= The request =
Filter the lines below, copying only those with the string "Form".

# # # #

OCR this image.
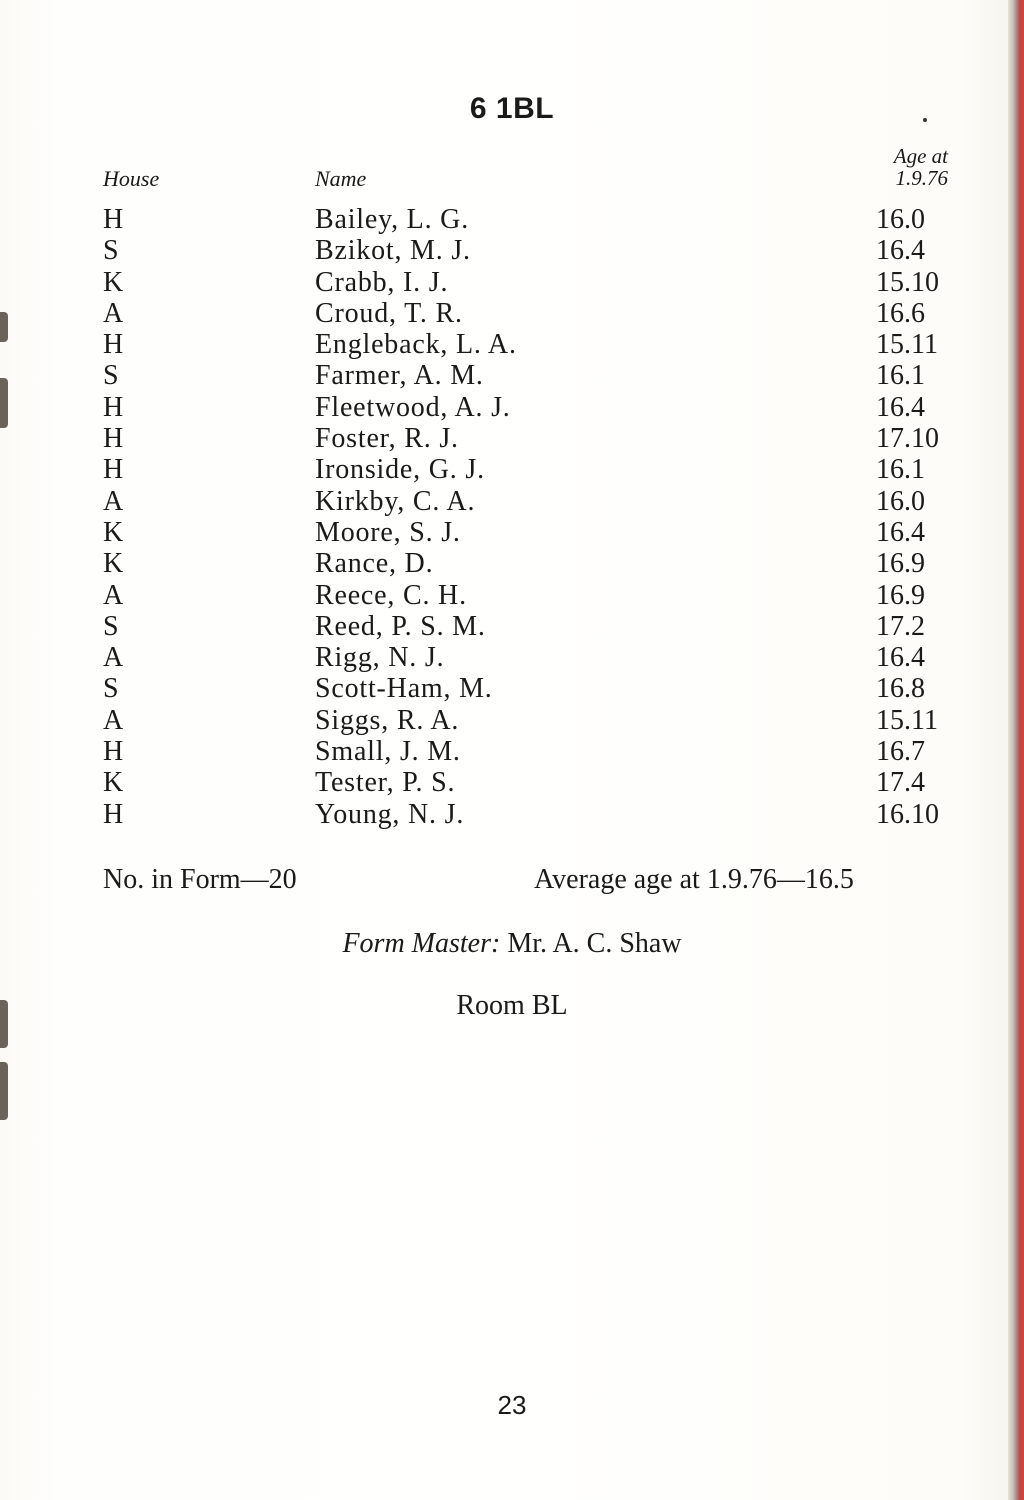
6 1BL
House	Name
Age at
1.9.76
H	Bailey, L. G.	16.0
S	Bzikot, M. J.	16.4
K	Crabb, I. J.	15.10
A	Croud, T. R.	16.6
H	Engleback, L. A.	15.11
S	Farmer, A. M.	16.1
H	Fleetwood, A. J.	16.4
H	Foster, R. J.	17.10
H	Ironside, G. J.	16.1
A	Kirkby, C. A.	16.0
K	Moore, S. J.	16.4
K	Rance, D.	16.9
A	Reece, C. H.	16.9
S	Reed, P. S. M.	17.2
A	Rigg, N. J.	16.4
S	Scott-Ham, M.	16.8
A	Siggs, R. A.	15.11
H	Small, J. M.	16.7
K	Tester, P. S.	17.4
H	Young, N. J.	16.10
No. in Form—20	Average age at 1.9.76—16.5
Form Master: Mr. A. C. Shaw
Room BL
23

# # # #

= Finished task =
No. in Form—20	Average age at 1.9.76—16.5
Form Master: Mr. A. C. Shaw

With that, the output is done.